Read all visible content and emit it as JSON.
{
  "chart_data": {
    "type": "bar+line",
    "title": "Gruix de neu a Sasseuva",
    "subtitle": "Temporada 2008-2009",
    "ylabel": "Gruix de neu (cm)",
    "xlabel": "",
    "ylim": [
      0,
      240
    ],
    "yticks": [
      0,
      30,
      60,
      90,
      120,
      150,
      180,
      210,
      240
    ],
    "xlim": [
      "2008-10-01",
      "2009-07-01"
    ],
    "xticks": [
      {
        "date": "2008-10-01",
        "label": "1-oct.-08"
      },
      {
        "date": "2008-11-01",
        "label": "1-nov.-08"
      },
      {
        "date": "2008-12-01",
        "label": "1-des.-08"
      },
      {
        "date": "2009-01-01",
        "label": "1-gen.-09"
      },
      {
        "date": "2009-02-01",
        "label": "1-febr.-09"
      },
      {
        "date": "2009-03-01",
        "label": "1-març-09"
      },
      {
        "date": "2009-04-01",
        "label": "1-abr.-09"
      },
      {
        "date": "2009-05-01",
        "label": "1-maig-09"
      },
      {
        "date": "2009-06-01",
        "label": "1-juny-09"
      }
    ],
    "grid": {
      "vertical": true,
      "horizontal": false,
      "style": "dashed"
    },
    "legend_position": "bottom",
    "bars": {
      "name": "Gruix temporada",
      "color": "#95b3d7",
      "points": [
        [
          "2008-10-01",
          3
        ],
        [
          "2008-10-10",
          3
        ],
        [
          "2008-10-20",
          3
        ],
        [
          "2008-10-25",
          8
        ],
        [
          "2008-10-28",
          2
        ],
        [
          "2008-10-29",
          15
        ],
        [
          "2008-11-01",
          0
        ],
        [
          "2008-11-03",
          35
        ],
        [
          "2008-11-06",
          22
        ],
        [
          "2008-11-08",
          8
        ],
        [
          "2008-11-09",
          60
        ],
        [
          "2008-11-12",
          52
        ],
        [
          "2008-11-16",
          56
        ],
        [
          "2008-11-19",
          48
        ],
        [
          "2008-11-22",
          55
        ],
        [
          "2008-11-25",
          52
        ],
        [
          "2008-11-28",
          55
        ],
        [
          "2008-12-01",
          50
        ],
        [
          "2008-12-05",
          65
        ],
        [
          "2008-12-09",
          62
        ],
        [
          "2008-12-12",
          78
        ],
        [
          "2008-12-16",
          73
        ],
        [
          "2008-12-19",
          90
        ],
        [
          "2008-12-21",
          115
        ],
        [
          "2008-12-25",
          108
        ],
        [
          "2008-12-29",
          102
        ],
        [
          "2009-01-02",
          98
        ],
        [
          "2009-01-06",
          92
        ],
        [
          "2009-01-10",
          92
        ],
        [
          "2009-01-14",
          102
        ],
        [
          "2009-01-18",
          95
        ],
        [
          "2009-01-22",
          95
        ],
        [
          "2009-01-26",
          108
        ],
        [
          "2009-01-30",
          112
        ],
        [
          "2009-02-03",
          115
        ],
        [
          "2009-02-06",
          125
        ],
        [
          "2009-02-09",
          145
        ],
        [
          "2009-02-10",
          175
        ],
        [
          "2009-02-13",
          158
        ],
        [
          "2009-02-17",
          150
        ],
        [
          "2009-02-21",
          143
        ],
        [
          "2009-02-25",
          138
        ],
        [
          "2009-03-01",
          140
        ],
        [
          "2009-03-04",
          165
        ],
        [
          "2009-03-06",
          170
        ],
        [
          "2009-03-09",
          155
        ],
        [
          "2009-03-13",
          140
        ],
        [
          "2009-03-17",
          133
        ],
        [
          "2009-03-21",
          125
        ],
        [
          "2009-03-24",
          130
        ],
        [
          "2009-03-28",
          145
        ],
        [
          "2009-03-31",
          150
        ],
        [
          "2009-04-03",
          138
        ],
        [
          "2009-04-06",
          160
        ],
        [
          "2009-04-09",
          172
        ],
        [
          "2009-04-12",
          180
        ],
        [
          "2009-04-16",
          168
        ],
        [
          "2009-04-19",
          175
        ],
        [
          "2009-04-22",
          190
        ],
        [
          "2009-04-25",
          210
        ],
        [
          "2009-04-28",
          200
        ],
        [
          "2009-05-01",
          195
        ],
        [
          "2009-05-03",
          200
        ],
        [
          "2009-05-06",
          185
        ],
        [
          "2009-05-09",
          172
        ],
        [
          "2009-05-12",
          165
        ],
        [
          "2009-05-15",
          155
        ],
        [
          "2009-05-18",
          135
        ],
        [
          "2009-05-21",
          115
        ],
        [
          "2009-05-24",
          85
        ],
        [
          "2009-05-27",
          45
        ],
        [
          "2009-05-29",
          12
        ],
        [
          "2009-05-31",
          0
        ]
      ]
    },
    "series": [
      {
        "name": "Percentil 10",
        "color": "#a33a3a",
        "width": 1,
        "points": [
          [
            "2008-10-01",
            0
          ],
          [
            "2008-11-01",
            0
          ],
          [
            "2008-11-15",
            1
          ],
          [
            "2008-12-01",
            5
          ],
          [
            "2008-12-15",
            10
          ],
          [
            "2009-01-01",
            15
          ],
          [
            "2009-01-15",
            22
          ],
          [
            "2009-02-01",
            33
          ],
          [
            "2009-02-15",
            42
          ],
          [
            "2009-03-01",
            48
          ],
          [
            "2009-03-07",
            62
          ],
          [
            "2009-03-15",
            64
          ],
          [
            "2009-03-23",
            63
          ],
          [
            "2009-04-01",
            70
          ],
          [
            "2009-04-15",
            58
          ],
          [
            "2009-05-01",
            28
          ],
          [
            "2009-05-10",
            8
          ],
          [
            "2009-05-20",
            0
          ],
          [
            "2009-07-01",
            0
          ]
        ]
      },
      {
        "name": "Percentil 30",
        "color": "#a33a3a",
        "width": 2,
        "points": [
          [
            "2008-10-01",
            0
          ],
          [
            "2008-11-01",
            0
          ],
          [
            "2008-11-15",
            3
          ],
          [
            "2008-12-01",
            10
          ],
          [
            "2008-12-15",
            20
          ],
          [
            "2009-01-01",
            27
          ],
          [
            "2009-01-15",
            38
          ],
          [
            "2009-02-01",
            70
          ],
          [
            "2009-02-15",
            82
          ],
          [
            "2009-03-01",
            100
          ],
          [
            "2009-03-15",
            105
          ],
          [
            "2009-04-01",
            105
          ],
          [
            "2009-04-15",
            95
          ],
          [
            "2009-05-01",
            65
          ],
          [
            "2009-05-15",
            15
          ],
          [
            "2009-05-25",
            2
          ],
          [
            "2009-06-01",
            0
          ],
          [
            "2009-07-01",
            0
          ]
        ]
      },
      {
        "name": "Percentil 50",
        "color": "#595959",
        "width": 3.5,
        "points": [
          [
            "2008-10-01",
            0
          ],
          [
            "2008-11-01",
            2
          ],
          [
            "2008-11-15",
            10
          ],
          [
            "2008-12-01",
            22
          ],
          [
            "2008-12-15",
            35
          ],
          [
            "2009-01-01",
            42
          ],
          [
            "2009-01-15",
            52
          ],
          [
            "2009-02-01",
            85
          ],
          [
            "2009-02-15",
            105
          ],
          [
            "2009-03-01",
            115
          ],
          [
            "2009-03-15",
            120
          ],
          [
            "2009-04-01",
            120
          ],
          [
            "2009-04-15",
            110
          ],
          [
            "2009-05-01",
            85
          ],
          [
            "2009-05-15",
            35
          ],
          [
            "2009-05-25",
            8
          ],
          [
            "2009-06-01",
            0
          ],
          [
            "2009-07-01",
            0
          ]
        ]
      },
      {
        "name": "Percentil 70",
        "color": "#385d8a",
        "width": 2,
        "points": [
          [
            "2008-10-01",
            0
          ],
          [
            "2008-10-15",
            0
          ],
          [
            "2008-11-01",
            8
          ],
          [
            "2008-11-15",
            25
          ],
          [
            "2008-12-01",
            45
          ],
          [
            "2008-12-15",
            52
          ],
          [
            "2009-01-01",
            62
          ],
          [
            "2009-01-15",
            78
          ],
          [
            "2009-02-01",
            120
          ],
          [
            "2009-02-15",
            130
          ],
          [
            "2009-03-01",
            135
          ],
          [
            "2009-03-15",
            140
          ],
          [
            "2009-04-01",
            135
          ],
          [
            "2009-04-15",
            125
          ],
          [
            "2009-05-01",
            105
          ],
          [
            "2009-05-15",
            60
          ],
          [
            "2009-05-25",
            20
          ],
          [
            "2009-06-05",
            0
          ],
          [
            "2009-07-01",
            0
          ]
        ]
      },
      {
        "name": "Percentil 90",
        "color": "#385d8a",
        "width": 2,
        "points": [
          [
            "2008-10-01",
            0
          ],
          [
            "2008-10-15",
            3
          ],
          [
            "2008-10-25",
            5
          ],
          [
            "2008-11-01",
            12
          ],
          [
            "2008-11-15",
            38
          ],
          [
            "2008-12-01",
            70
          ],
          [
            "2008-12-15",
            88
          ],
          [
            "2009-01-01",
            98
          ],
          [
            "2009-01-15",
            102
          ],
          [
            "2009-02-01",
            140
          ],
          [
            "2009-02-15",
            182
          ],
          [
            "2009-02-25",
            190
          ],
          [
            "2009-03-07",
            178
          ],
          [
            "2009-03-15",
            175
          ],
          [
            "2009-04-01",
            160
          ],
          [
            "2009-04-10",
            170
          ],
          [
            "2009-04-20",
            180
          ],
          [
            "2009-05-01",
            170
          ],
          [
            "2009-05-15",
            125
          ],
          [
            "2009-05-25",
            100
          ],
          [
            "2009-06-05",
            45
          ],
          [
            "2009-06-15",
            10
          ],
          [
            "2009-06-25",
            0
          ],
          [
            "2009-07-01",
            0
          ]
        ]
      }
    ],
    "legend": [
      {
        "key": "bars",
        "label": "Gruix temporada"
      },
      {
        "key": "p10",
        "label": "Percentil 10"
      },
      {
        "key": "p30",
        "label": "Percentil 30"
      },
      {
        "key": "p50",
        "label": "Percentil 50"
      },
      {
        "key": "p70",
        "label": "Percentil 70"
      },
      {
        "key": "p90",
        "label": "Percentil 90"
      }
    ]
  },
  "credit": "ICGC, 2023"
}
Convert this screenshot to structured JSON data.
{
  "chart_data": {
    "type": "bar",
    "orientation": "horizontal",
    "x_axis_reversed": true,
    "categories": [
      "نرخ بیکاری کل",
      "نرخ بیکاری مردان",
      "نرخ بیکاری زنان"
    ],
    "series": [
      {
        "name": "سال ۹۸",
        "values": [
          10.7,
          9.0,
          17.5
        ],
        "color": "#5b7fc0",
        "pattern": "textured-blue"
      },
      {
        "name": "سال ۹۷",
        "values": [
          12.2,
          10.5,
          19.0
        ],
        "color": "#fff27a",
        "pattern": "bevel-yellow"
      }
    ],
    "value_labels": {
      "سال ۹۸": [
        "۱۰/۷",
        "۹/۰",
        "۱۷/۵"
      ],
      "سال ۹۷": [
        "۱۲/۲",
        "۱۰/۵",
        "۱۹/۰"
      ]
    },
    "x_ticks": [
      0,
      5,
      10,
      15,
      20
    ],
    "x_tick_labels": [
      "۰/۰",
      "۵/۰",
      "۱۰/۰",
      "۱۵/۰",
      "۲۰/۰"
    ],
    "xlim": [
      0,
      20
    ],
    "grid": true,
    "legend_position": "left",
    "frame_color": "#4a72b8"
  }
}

Exercise: Lines from the records above that hold "Gruix" are the ones to list.

Answer to this exercise:
    "title": "Gruix de neu a Sasseuva",
    "ylabel": "Gruix de neu (cm)",
      "name": "Gruix temporada",
        "label": "Gruix temporada"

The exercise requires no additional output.